» **The problem**: Find the number of lines containing the string "Optrapol" in the data. Answer with the number by itself.

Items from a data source
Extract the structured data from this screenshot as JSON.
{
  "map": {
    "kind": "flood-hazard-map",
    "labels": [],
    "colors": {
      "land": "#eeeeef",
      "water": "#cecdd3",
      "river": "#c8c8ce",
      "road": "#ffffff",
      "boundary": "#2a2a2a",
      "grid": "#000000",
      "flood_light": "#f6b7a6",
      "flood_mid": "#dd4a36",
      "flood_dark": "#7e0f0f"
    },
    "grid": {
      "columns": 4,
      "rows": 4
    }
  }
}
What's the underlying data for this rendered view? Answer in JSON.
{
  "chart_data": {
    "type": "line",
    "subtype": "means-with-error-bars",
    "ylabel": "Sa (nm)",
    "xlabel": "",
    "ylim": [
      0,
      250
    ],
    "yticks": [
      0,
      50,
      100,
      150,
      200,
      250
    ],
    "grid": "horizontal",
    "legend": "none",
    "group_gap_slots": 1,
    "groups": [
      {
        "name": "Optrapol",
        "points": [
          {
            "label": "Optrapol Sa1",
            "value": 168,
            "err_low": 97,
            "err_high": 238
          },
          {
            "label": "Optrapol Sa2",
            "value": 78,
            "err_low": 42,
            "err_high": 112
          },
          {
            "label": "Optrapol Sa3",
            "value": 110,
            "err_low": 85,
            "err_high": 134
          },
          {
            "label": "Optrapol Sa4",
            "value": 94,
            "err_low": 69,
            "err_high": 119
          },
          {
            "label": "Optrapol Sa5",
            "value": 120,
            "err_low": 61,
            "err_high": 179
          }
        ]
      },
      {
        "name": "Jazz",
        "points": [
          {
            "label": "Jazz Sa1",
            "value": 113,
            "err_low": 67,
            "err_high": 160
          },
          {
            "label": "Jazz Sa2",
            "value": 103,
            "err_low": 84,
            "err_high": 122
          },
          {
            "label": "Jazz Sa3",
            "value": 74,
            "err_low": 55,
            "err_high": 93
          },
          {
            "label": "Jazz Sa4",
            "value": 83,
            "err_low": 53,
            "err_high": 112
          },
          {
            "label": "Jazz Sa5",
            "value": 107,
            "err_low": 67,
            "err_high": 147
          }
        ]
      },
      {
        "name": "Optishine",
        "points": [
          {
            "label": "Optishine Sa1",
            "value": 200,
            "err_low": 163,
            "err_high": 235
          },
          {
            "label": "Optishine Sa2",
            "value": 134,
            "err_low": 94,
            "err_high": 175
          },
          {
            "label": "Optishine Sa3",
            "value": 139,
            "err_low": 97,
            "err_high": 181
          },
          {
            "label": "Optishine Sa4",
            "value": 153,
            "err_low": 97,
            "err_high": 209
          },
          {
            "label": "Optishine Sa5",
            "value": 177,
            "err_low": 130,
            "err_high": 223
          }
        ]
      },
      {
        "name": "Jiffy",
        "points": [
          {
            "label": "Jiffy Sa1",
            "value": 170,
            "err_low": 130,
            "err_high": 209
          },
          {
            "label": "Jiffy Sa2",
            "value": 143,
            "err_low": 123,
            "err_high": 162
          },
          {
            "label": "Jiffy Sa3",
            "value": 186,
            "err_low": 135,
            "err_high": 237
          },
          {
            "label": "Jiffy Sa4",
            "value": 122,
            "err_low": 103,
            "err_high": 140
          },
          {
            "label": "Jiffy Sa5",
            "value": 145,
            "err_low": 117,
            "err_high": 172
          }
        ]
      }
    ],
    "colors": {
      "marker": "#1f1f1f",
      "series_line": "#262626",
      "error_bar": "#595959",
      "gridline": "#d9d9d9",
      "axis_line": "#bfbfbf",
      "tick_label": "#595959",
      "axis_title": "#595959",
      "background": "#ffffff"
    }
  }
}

» **Result of this task**: 6